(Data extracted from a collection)
------------------------------------------------------------
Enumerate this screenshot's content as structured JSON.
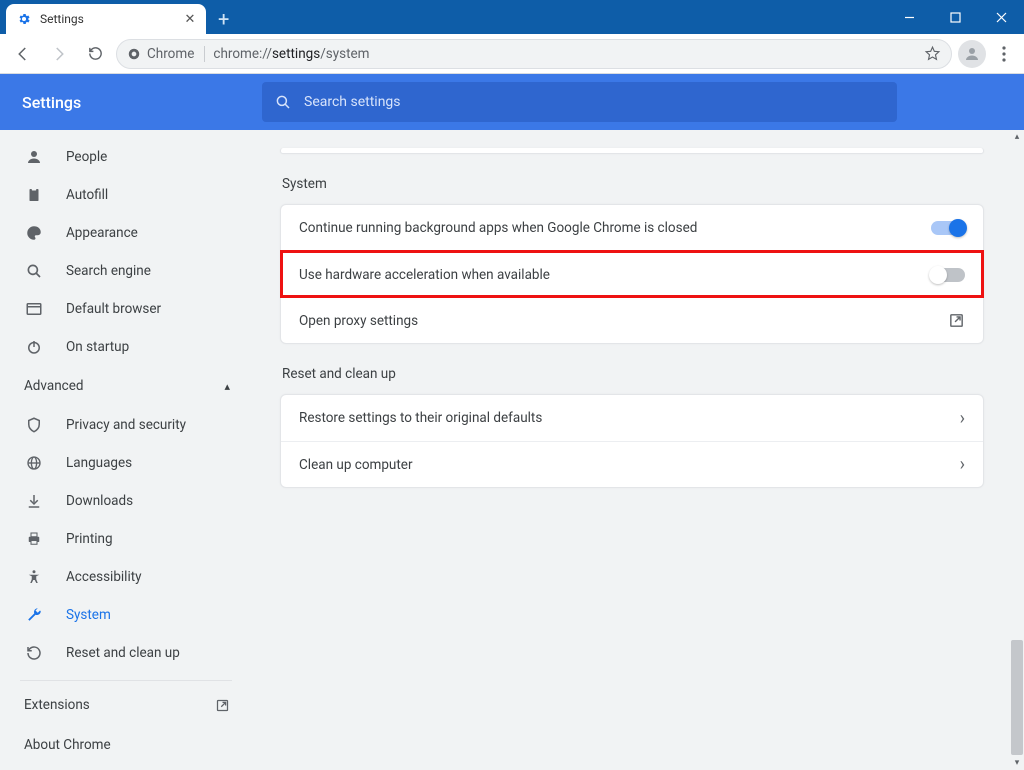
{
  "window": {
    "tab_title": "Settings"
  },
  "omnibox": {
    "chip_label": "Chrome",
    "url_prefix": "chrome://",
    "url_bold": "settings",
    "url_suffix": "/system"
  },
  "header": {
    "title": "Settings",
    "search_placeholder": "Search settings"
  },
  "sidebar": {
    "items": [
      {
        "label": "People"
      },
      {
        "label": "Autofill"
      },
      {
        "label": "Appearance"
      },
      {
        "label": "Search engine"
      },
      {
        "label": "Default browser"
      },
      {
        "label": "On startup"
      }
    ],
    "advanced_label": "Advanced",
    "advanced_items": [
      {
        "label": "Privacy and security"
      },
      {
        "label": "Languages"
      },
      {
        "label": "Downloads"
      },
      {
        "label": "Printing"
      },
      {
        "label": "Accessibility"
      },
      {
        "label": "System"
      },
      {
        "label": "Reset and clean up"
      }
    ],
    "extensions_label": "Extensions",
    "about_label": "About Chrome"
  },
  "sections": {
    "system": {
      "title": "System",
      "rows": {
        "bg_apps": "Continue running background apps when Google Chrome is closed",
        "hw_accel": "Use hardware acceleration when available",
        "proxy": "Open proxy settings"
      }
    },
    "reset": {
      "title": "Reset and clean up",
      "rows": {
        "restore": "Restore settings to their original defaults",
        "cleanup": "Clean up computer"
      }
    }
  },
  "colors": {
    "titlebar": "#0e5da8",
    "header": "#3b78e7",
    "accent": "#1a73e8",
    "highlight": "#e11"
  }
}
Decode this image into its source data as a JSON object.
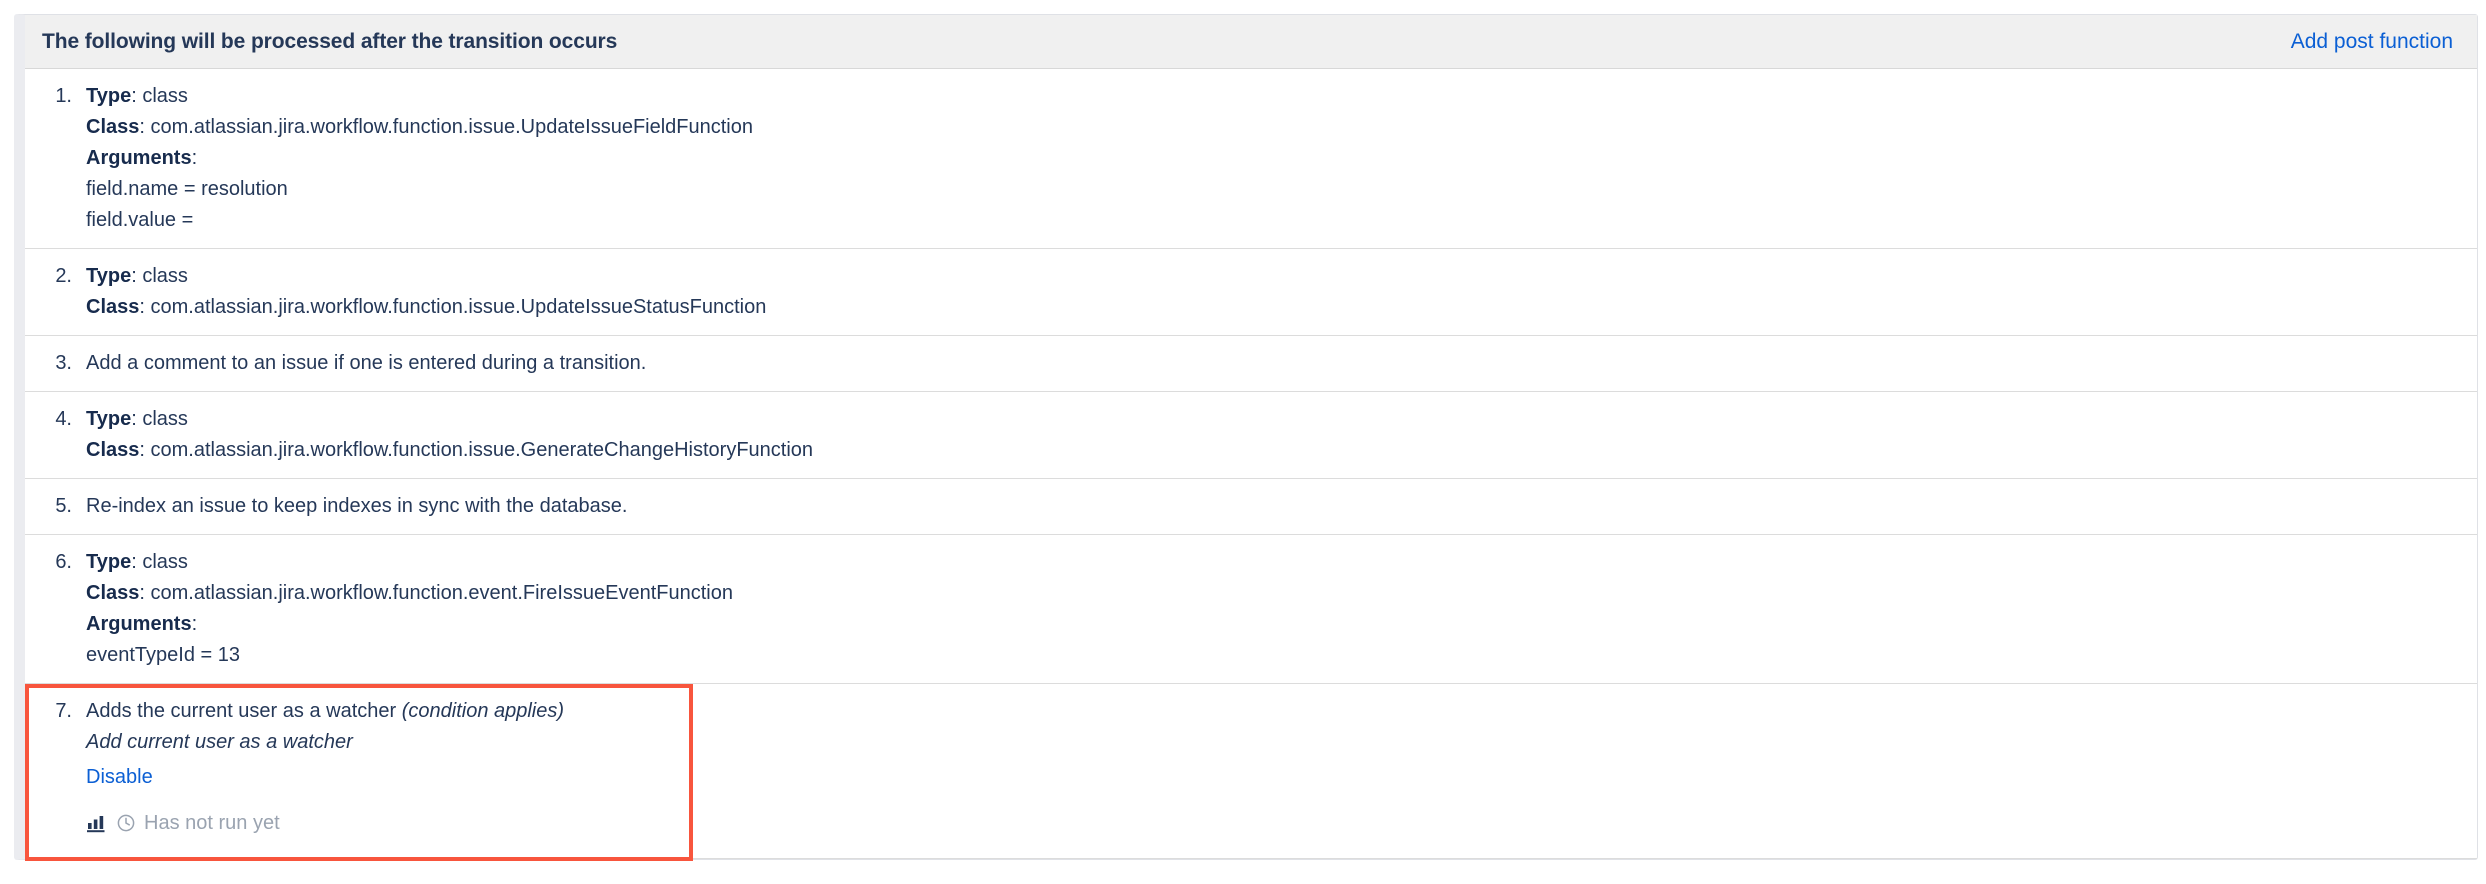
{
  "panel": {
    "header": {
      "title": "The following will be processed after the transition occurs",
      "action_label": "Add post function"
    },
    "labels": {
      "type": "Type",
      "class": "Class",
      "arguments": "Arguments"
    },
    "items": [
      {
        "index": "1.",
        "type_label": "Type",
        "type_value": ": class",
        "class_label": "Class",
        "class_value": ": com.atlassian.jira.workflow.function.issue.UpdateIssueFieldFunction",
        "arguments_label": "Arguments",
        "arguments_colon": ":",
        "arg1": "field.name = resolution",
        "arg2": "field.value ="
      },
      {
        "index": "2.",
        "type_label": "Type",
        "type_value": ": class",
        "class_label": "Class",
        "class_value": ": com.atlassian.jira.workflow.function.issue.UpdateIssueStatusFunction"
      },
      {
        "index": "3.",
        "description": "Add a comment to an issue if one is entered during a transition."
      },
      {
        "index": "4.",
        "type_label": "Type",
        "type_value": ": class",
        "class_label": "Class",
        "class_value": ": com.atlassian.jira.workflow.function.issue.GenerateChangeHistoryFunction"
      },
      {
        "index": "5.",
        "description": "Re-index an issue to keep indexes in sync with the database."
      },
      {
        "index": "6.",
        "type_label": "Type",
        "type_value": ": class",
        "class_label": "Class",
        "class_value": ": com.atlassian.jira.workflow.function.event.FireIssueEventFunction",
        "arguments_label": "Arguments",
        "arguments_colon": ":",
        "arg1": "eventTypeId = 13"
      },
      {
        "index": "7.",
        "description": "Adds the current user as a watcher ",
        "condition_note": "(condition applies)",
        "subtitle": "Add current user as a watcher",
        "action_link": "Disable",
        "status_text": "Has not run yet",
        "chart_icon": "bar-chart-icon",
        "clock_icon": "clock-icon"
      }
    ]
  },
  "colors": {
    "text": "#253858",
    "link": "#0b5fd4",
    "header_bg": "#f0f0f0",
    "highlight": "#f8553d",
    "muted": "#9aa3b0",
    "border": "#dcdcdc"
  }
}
------------------------------------------------------------
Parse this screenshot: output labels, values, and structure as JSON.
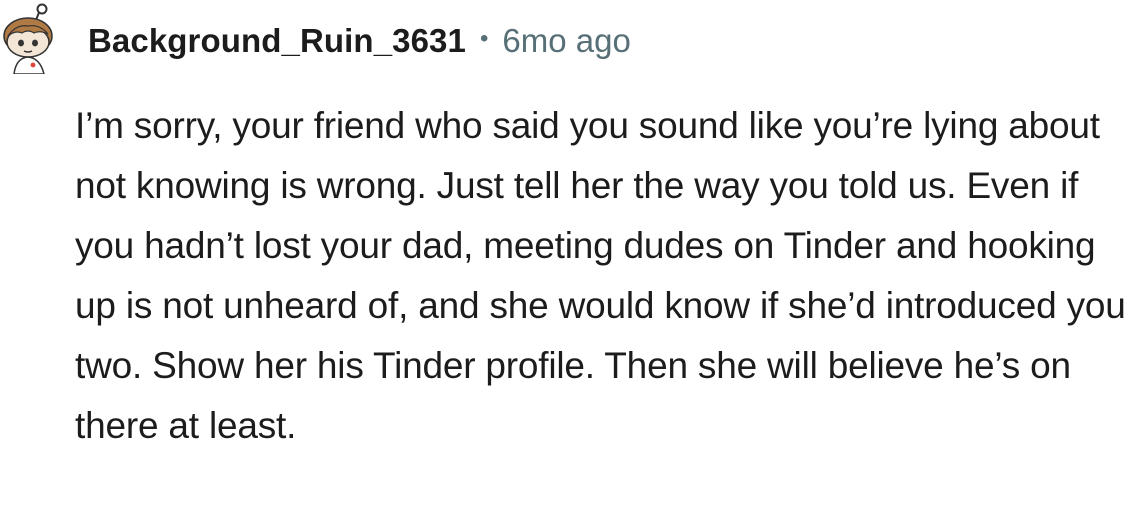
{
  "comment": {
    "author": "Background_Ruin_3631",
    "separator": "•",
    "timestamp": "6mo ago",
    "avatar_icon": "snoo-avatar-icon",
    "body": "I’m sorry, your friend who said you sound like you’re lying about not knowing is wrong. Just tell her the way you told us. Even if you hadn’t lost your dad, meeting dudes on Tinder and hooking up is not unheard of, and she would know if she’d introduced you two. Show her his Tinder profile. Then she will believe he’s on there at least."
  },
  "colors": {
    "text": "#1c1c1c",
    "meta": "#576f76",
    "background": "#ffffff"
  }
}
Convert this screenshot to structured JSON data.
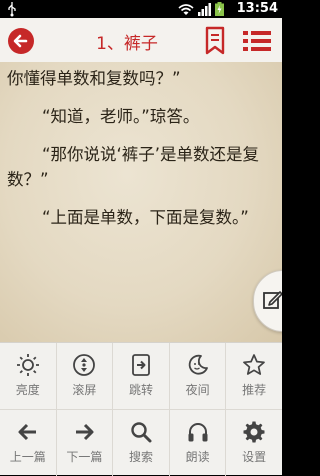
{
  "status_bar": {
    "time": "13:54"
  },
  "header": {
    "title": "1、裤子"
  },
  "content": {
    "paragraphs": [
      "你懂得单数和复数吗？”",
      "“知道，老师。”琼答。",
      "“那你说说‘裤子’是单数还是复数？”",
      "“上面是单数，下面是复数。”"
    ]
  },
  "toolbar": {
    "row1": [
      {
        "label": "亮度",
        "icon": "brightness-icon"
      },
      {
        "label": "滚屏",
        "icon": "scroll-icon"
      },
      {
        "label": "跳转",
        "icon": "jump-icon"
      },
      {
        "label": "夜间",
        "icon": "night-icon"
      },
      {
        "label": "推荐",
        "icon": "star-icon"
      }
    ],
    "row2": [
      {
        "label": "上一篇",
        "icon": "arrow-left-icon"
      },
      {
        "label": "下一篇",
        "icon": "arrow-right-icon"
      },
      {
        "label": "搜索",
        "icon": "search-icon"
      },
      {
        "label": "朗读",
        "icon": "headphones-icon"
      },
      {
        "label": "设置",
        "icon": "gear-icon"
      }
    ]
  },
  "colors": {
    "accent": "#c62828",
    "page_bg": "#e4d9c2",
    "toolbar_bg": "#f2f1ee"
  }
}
------------------------------------------------------------
DIRECTIONS: Write down only the number of lines that contain the string "comment" in the listing.

RESPONSE BELOW: 2